### LISTED RECORDS

──────────

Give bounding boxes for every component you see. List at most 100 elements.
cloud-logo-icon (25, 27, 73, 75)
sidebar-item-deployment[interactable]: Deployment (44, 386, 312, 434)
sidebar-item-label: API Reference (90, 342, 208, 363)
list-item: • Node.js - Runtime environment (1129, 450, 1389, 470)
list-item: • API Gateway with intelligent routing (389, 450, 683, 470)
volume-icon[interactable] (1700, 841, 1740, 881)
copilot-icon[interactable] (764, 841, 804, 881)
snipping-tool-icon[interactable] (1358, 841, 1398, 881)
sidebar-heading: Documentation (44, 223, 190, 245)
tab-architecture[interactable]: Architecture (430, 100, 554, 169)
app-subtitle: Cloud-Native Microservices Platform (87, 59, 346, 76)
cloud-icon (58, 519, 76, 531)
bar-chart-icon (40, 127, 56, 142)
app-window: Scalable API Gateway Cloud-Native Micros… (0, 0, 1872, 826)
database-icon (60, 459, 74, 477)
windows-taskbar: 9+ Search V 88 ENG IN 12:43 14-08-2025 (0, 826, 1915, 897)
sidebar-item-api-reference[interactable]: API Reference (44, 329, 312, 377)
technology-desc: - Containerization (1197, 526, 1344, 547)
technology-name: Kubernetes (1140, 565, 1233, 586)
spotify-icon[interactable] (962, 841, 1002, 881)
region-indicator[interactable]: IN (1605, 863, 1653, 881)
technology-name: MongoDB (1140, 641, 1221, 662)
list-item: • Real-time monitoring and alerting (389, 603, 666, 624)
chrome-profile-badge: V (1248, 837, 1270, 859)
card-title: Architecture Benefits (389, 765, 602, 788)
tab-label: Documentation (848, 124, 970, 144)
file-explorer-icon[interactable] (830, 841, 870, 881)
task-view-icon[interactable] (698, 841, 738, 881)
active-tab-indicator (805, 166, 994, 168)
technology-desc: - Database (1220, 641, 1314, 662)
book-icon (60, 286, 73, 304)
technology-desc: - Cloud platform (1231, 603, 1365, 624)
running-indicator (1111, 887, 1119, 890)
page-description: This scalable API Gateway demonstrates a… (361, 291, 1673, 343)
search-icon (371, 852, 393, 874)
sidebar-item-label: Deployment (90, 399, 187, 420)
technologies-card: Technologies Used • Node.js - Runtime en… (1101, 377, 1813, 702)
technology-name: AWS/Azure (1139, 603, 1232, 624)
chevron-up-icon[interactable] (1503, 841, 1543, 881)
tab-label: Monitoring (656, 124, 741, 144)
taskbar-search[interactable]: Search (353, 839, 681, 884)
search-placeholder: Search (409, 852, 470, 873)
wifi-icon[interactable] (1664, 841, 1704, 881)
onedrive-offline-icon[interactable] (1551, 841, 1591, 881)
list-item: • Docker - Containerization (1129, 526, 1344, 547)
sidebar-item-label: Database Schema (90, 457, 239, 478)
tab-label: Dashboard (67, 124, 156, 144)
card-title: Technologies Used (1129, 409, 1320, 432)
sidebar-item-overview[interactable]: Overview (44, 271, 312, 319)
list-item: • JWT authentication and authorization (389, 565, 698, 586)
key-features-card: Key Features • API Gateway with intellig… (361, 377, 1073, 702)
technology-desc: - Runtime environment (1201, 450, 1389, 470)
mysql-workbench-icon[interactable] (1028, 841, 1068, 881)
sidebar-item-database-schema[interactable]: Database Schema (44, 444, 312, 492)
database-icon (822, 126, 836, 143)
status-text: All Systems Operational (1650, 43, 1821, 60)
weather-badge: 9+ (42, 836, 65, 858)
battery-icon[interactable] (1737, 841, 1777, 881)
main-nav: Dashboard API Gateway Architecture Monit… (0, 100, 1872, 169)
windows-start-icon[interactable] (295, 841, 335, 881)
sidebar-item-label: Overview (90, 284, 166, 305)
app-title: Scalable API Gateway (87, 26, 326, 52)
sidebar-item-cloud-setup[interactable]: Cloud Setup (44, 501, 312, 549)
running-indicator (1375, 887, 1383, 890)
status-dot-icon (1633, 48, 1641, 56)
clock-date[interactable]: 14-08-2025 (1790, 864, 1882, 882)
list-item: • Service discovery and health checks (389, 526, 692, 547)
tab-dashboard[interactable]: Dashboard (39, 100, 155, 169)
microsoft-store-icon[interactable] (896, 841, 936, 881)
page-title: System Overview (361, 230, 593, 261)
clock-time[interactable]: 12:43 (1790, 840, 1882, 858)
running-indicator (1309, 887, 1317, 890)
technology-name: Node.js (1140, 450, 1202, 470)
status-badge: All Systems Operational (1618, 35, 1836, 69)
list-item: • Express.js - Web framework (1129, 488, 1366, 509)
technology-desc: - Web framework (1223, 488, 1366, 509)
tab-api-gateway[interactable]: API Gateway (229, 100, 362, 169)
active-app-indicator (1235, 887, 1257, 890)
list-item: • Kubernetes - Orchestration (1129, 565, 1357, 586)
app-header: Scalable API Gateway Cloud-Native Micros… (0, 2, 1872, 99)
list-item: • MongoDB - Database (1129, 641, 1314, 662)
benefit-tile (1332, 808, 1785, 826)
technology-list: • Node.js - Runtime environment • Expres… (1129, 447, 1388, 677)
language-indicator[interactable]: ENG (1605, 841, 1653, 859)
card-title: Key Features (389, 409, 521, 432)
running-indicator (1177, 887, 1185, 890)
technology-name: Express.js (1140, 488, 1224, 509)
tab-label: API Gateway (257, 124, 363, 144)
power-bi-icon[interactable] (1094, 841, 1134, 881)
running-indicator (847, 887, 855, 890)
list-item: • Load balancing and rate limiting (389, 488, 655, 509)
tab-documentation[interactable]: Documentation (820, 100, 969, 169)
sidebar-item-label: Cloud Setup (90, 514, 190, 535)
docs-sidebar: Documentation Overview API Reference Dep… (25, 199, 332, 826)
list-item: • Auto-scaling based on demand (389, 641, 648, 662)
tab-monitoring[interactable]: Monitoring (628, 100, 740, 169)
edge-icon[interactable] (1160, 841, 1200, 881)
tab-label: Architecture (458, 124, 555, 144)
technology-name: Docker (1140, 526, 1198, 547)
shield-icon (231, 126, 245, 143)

──────────

### TASK TO CARRY OUT
Reproduce the records above line for line, without any changes.

### RESULT
Give bounding boxes for every component you see. List at most 100 elements.
cloud-logo-icon (25, 27, 73, 75)
sidebar-item-deployment[interactable]: Deployment (44, 386, 312, 434)
sidebar-item-label: API Reference (90, 342, 208, 363)
list-item: • Node.js - Runtime environment (1129, 450, 1389, 470)
list-item: • API Gateway with intelligent routing (389, 450, 683, 470)
volume-icon[interactable] (1700, 841, 1740, 881)
copilot-icon[interactable] (764, 841, 804, 881)
snipping-tool-icon[interactable] (1358, 841, 1398, 881)
sidebar-heading: Documentation (44, 223, 190, 245)
tab-architecture[interactable]: Architecture (430, 100, 554, 169)
app-subtitle: Cloud-Native Microservices Platform (87, 59, 346, 76)
cloud-icon (58, 519, 76, 531)
bar-chart-icon (40, 127, 56, 142)
app-window: Scalable API Gateway Cloud-Native Micros… (0, 0, 1872, 826)
database-icon (60, 459, 74, 477)
windows-taskbar: 9+ Search V 88 ENG IN 12:43 14-08-2025 (0, 826, 1915, 897)
sidebar-item-api-reference[interactable]: API Reference (44, 329, 312, 377)
technology-desc: - Containerization (1197, 526, 1344, 547)
technology-name: Kubernetes (1140, 565, 1233, 586)
spotify-icon[interactable] (962, 841, 1002, 881)
region-indicator[interactable]: IN (1605, 863, 1653, 881)
technology-name: MongoDB (1140, 641, 1221, 662)
list-item: • Real-time monitoring and alerting (389, 603, 666, 624)
chrome-profile-badge: V (1248, 837, 1270, 859)
card-title: Architecture Benefits (389, 765, 602, 788)
tab-label: Documentation (848, 124, 970, 144)
file-explorer-icon[interactable] (830, 841, 870, 881)
task-view-icon[interactable] (698, 841, 738, 881)
active-tab-indicator (805, 166, 994, 168)
technology-desc: - Database (1220, 641, 1314, 662)
book-icon (60, 286, 73, 304)
technology-desc: - Cloud platform (1231, 603, 1365, 624)
running-indicator (1111, 887, 1119, 890)
page-description: This scalable API Gateway demonstrates a… (361, 291, 1673, 343)
search-icon (371, 852, 393, 874)
sidebar-item-label: Deployment (90, 399, 187, 420)
technologies-card: Technologies Used • Node.js - Runtime en… (1101, 377, 1813, 702)
technology-name: AWS/Azure (1139, 603, 1232, 624)
chevron-up-icon[interactable] (1503, 841, 1543, 881)
tab-label: Monitoring (656, 124, 741, 144)
taskbar-search[interactable]: Search (353, 839, 681, 884)
search-placeholder: Search (409, 852, 470, 873)
wifi-icon[interactable] (1664, 841, 1704, 881)
onedrive-offline-icon[interactable] (1551, 841, 1591, 881)
list-item: • Docker - Containerization (1129, 526, 1344, 547)
sidebar-item-label: Database Schema (90, 457, 239, 478)
tab-label: Dashboard (67, 124, 156, 144)
card-title: Technologies Used (1129, 409, 1320, 432)
sidebar-item-overview[interactable]: Overview (44, 271, 312, 319)
list-item: • JWT authentication and authorization (389, 565, 698, 586)
key-features-card: Key Features • API Gateway with intellig… (361, 377, 1073, 702)
technology-desc: - Runtime environment (1201, 450, 1389, 470)
mysql-workbench-icon[interactable] (1028, 841, 1068, 881)
sidebar-item-database-schema[interactable]: Database Schema (44, 444, 312, 492)
database-icon (822, 126, 836, 143)
status-text: All Systems Operational (1650, 43, 1821, 60)
weather-badge: 9+ (42, 836, 65, 858)
battery-icon[interactable] (1737, 841, 1777, 881)
main-nav: Dashboard API Gateway Architecture Monit… (0, 100, 1872, 169)
windows-start-icon[interactable] (295, 841, 335, 881)
sidebar-item-label: Overview (90, 284, 166, 305)
app-title: Scalable API Gateway (87, 26, 326, 52)
sidebar-item-cloud-setup[interactable]: Cloud Setup (44, 501, 312, 549)
running-indicator (1375, 887, 1383, 890)
status-dot-icon (1633, 48, 1641, 56)
clock-date[interactable]: 14-08-2025 (1790, 864, 1882, 882)
list-item: • Service discovery and health checks (389, 526, 692, 547)
tab-dashboard[interactable]: Dashboard (39, 100, 155, 169)
microsoft-store-icon[interactable] (896, 841, 936, 881)
page-title: System Overview (361, 230, 593, 261)
clock-time[interactable]: 12:43 (1790, 840, 1882, 858)
running-indicator (1309, 887, 1317, 890)
technology-name: Node.js (1140, 450, 1202, 470)
status-badge: All Systems Operational (1618, 35, 1836, 69)
list-item: • Express.js - Web framework (1129, 488, 1366, 509)
technology-desc: - Web framework (1223, 488, 1366, 509)
tab-api-gateway[interactable]: API Gateway (229, 100, 362, 169)
active-app-indicator (1235, 887, 1257, 890)
list-item: • Kubernetes - Orchestration (1129, 565, 1357, 586)
app-header: Scalable API Gateway Cloud-Native Micros… (0, 2, 1872, 99)
list-item: • MongoDB - Database (1129, 641, 1314, 662)
benefit-tile (1332, 808, 1785, 826)
technology-list: • Node.js - Runtime environment • Expres… (1129, 447, 1388, 677)
language-indicator[interactable]: ENG (1605, 841, 1653, 859)
card-title: Key Features (389, 409, 521, 432)
running-indicator (1177, 887, 1185, 890)
technology-name: Express.js (1140, 488, 1224, 509)
tab-label: API Gateway (257, 124, 363, 144)
power-bi-icon[interactable] (1094, 841, 1134, 881)
running-indicator (847, 887, 855, 890)
list-item: • Load balancing and rate limiting (389, 488, 655, 509)
tab-documentation[interactable]: Documentation (820, 100, 969, 169)
sidebar-item-label: Cloud Setup (90, 514, 190, 535)
docs-sidebar: Documentation Overview API Reference Dep… (25, 199, 332, 826)
list-item: • Auto-scaling based on demand (389, 641, 648, 662)
tab-monitoring[interactable]: Monitoring (628, 100, 740, 169)
edge-icon[interactable] (1160, 841, 1200, 881)
tab-label: Architecture (458, 124, 555, 144)
technology-name: Docker (1140, 526, 1198, 547)
shield-icon (231, 126, 245, 143)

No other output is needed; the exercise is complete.